AIM OF THE EXERCISE: Exactly repeat the full listing that follows.

Stored items
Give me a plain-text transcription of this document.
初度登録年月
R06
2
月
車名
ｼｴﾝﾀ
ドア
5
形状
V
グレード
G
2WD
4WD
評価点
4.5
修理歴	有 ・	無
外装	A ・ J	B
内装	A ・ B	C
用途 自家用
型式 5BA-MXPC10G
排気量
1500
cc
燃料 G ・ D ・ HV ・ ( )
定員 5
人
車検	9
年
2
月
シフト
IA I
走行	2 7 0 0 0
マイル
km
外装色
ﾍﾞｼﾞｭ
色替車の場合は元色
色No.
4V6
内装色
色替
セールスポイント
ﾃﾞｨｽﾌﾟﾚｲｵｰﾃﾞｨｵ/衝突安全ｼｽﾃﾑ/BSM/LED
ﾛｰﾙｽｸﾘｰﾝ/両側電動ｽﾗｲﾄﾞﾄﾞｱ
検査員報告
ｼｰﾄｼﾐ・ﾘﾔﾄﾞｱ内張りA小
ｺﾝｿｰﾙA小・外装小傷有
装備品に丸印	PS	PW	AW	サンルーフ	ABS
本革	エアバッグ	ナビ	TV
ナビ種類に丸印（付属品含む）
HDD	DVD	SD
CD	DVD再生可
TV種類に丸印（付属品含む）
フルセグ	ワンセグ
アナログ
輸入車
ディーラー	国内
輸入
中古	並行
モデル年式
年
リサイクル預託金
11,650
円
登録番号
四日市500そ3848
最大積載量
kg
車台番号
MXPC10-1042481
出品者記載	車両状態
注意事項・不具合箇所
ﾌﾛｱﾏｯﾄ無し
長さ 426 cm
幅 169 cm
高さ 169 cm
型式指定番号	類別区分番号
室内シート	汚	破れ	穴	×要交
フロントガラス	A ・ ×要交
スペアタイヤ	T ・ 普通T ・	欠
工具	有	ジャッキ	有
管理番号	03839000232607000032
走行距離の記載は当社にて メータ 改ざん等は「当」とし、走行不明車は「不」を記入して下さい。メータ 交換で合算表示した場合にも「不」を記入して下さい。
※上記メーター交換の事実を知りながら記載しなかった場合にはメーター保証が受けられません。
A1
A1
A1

REPLY:
Give me a plain-text transcription of this document.
初度登録年月
R06
2
月
車名
ｼｴﾝﾀ
ドア
5
形状
V
グレード
G
2WD
4WD
評価点
4.5
修理歴	有 ・	無
外装	A ・ J	B
内装	A ・ B	C
用途 自家用
型式 5BA-MXPC10G
排気量
1500
cc
燃料 G ・ D ・ HV ・ ( )
定員 5
人
車検	9
年
2
月
シフト
IA I
走行	2 7 0 0 0
マイル
km
外装色
ﾍﾞｼﾞｭ
色替車の場合は元色
色No.
4V6
内装色
色替
セールスポイント
ﾃﾞｨｽﾌﾟﾚｲｵｰﾃﾞｨｵ/衝突安全ｼｽﾃﾑ/BSM/LED
ﾛｰﾙｽｸﾘｰﾝ/両側電動ｽﾗｲﾄﾞﾄﾞｱ
検査員報告
ｼｰﾄｼﾐ・ﾘﾔﾄﾞｱ内張りA小
ｺﾝｿｰﾙA小・外装小傷有
装備品に丸印	PS	PW	AW	サンルーフ	ABS
本革	エアバッグ	ナビ	TV
ナビ種類に丸印（付属品含む）
HDD	DVD	SD
CD	DVD再生可
TV種類に丸印（付属品含む）
フルセグ	ワンセグ
アナログ
輸入車
ディーラー	国内
輸入
中古	並行
モデル年式
年
リサイクル預託金
11,650
円
登録番号
四日市500そ3848
最大積載量
kg
車台番号
MXPC10-1042481
出品者記載	車両状態
注意事項・不具合箇所
ﾌﾛｱﾏｯﾄ無し
長さ 426 cm
幅 169 cm
高さ 169 cm
型式指定番号	類別区分番号
室内シート	汚	破れ	穴	×要交
フロントガラス	A ・ ×要交
スペアタイヤ	T ・ 普通T ・	欠
工具	有	ジャッキ	有
管理番号	03839000232607000032
走行距離の記載は当社にて メータ 改ざん等は「当」とし、走行不明車は「不」を記入して下さい。メータ 交換で合算表示した場合にも「不」を記入して下さい。
※上記メーター交換の事実を知りながら記載しなかった場合にはメーター保証が受けられません。
A1
A1
A1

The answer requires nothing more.